(begin)
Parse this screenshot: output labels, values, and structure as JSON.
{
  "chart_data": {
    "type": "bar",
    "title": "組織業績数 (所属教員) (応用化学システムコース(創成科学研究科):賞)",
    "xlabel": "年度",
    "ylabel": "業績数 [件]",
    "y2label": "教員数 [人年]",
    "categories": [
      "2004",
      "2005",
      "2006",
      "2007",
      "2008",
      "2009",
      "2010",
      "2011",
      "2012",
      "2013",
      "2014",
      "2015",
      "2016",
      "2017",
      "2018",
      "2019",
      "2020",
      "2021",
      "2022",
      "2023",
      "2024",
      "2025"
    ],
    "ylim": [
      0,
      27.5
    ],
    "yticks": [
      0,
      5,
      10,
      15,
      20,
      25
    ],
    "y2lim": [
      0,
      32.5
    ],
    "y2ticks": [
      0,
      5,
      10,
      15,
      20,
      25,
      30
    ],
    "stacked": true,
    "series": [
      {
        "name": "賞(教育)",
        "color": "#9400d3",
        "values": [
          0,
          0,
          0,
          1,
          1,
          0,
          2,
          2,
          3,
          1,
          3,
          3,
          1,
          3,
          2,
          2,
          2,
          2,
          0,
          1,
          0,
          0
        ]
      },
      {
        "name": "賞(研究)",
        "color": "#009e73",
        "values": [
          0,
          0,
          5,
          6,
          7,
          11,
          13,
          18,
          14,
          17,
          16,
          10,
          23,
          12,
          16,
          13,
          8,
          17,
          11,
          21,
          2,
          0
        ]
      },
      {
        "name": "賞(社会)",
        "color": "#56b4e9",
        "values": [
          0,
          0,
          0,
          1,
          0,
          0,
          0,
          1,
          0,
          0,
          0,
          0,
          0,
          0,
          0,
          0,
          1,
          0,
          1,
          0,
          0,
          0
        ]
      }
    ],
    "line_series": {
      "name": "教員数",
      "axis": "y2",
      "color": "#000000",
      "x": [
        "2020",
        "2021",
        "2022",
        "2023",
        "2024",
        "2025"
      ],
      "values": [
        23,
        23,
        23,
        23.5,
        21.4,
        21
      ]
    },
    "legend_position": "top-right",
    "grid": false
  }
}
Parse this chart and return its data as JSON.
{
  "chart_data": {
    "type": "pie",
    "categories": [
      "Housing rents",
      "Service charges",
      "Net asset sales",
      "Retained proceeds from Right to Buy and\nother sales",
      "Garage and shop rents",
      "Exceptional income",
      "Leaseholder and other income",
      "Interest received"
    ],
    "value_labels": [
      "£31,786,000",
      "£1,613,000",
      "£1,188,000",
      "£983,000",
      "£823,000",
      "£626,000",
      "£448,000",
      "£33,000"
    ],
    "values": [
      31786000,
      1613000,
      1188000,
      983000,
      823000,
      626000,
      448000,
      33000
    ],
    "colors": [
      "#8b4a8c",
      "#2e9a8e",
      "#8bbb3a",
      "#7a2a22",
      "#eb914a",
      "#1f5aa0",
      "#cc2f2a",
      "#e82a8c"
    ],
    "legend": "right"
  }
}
(end)
▸ **DESCRIPTION OF THE TASK**
Tally the lines above that contain the word "rents", and reply with only the number.

▸ **PROBLEM SOLUTION**
2